Copy the data below again, swapping each "ruler-tick-label" for "scale-tick-label" and keeping everything else the same.

SUPPLIED MATERIAL

|---|

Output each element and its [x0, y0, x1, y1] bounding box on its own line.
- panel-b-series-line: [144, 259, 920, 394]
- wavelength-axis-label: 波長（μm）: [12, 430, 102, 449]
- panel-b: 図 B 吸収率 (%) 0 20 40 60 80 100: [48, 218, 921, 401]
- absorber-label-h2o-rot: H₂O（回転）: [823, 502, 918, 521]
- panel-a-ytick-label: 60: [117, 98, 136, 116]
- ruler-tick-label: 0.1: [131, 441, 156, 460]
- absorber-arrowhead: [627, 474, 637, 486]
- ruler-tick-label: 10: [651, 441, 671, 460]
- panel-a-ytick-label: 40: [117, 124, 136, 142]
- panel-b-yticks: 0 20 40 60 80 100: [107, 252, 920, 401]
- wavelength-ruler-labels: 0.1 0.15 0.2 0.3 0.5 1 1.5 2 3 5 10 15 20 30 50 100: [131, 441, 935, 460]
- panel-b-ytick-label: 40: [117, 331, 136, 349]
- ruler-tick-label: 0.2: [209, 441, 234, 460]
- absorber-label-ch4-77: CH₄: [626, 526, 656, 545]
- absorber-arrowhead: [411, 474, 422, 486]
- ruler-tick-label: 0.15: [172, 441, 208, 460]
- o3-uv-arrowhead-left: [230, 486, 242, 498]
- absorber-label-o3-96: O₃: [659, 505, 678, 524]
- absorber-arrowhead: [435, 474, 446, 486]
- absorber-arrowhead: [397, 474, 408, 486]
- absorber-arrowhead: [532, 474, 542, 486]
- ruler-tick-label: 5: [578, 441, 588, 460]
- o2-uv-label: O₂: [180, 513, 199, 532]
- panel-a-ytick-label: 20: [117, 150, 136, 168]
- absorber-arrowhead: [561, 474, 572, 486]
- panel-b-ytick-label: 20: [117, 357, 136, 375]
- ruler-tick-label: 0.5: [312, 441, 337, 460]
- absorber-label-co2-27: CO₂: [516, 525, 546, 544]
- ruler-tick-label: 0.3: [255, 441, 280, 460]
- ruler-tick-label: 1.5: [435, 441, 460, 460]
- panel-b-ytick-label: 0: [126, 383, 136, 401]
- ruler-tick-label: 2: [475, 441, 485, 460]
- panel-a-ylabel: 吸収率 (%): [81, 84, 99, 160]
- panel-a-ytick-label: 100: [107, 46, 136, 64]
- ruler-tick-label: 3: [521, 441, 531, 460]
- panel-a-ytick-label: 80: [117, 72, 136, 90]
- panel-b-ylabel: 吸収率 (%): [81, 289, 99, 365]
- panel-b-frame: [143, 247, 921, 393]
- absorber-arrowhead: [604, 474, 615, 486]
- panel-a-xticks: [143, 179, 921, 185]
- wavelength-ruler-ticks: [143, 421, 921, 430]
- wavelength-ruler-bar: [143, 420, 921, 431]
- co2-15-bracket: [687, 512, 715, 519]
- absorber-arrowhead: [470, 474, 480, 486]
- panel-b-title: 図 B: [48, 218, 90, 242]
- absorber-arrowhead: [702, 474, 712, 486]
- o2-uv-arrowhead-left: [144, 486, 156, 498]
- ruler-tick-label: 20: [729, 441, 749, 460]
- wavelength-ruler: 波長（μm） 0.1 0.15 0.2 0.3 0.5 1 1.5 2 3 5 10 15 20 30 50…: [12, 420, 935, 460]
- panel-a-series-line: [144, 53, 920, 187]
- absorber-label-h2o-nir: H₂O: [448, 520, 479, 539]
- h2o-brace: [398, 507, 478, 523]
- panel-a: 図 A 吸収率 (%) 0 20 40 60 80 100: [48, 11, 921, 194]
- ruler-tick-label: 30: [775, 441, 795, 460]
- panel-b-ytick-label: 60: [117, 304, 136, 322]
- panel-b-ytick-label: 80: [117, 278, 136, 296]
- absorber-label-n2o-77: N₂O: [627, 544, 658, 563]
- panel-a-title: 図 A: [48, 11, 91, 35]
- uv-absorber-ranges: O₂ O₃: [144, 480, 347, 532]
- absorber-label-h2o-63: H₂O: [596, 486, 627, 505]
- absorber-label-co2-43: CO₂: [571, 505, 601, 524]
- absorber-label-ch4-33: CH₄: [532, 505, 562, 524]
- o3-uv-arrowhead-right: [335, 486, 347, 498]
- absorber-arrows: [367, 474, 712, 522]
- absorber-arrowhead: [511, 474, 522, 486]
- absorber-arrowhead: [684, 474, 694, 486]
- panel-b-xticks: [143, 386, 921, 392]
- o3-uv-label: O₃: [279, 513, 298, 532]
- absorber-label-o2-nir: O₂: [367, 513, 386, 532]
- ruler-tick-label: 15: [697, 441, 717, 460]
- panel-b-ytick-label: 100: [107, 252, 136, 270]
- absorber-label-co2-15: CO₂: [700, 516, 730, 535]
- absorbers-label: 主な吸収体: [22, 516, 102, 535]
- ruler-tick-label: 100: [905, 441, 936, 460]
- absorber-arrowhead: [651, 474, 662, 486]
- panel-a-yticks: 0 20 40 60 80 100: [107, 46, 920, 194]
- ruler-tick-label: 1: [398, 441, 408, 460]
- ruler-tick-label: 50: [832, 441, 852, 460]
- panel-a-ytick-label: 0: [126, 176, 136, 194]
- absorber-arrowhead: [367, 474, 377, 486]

|---|

TASK ANSWER
Output each element and its [x0, y0, x1, y1] bounding box on its own line.
- panel-b-series-line: [144, 259, 920, 394]
- wavelength-axis-label: 波長（μm）: [12, 430, 102, 449]
- panel-b: 図 B 吸収率 (%) 0 20 40 60 80 100: [48, 218, 921, 401]
- absorber-label-h2o-rot: H₂O（回転）: [823, 502, 918, 521]
- panel-a-ytick-label: 60: [117, 98, 136, 116]
- scale-tick-label: 0.1: [131, 441, 156, 460]
- absorber-arrowhead: [627, 474, 637, 486]
- scale-tick-label: 10: [651, 441, 671, 460]
- panel-a-ytick-label: 40: [117, 124, 136, 142]
- panel-b-yticks: 0 20 40 60 80 100: [107, 252, 920, 401]
- wavelength-ruler-labels: 0.1 0.15 0.2 0.3 0.5 1 1.5 2 3 5 10 15 20 30 50 100: [131, 441, 935, 460]
- panel-b-ytick-label: 40: [117, 331, 136, 349]
- scale-tick-label: 0.2: [209, 441, 234, 460]
- absorber-label-ch4-77: CH₄: [626, 526, 656, 545]
- absorber-arrowhead: [411, 474, 422, 486]
- scale-tick-label: 0.15: [172, 441, 208, 460]
- o3-uv-arrowhead-left: [230, 486, 242, 498]
- absorber-label-o3-96: O₃: [659, 505, 678, 524]
- absorber-arrowhead: [435, 474, 446, 486]
- absorber-arrowhead: [397, 474, 408, 486]
- absorber-arrowhead: [532, 474, 542, 486]
- scale-tick-label: 5: [578, 441, 588, 460]
- o2-uv-label: O₂: [180, 513, 199, 532]
- panel-a-ytick-label: 20: [117, 150, 136, 168]
- absorber-arrowhead: [561, 474, 572, 486]
- panel-b-ytick-label: 20: [117, 357, 136, 375]
- scale-tick-label: 0.5: [312, 441, 337, 460]
- absorber-label-co2-27: CO₂: [516, 525, 546, 544]
- scale-tick-label: 0.3: [255, 441, 280, 460]
- scale-tick-label: 1.5: [435, 441, 460, 460]
- panel-b-ytick-label: 0: [126, 383, 136, 401]
- scale-tick-label: 2: [475, 441, 485, 460]
- panel-a-ylabel: 吸収率 (%): [81, 84, 99, 160]
- panel-a-ytick-label: 100: [107, 46, 136, 64]
- scale-tick-label: 3: [521, 441, 531, 460]
- panel-a-ytick-label: 80: [117, 72, 136, 90]
- panel-b-ylabel: 吸収率 (%): [81, 289, 99, 365]
- panel-b-frame: [143, 247, 921, 393]
- absorber-arrowhead: [604, 474, 615, 486]
- panel-a-xticks: [143, 179, 921, 185]
- wavelength-ruler-ticks: [143, 421, 921, 430]
- wavelength-ruler-bar: [143, 420, 921, 431]
- co2-15-bracket: [687, 512, 715, 519]
- absorber-arrowhead: [470, 474, 480, 486]
- panel-b-title: 図 B: [48, 218, 90, 242]
- absorber-arrowhead: [702, 474, 712, 486]
- o2-uv-arrowhead-left: [144, 486, 156, 498]
- scale-tick-label: 20: [729, 441, 749, 460]
- wavelength-ruler: 波長（μm） 0.1 0.15 0.2 0.3 0.5 1 1.5 2 3 5 10 15 20 30 50…: [12, 420, 935, 460]
- panel-a-series-line: [144, 53, 920, 187]
- absorber-label-h2o-nir: H₂O: [448, 520, 479, 539]
- h2o-brace: [398, 507, 478, 523]
- panel-a: 図 A 吸収率 (%) 0 20 40 60 80 100: [48, 11, 921, 194]
- scale-tick-label: 30: [775, 441, 795, 460]
- panel-b-ytick-label: 60: [117, 304, 136, 322]
- panel-b-ytick-label: 80: [117, 278, 136, 296]
- absorber-label-n2o-77: N₂O: [627, 544, 658, 563]
- panel-a-title: 図 A: [48, 11, 91, 35]
- uv-absorber-ranges: O₂ O₃: [144, 480, 347, 532]
- absorber-label-h2o-63: H₂O: [596, 486, 627, 505]
- absorber-label-co2-43: CO₂: [571, 505, 601, 524]
- absorber-label-ch4-33: CH₄: [532, 505, 562, 524]
- o3-uv-arrowhead-right: [335, 486, 347, 498]
- absorber-arrows: [367, 474, 712, 522]
- absorber-arrowhead: [511, 474, 522, 486]
- absorber-arrowhead: [684, 474, 694, 486]
- panel-b-xticks: [143, 386, 921, 392]
- o3-uv-label: O₃: [279, 513, 298, 532]
- absorber-label-o2-nir: O₂: [367, 513, 386, 532]
- scale-tick-label: 15: [697, 441, 717, 460]
- panel-b-ytick-label: 100: [107, 252, 136, 270]
- absorber-label-co2-15: CO₂: [700, 516, 730, 535]
- absorbers-label: 主な吸収体: [22, 516, 102, 535]
- scale-tick-label: 100: [905, 441, 936, 460]
- absorber-arrowhead: [651, 474, 662, 486]
- panel-a-yticks: 0 20 40 60 80 100: [107, 46, 920, 194]
- scale-tick-label: 1: [398, 441, 408, 460]
- scale-tick-label: 50: [832, 441, 852, 460]
- panel-a-ytick-label: 0: [126, 176, 136, 194]
- absorber-arrowhead: [367, 474, 377, 486]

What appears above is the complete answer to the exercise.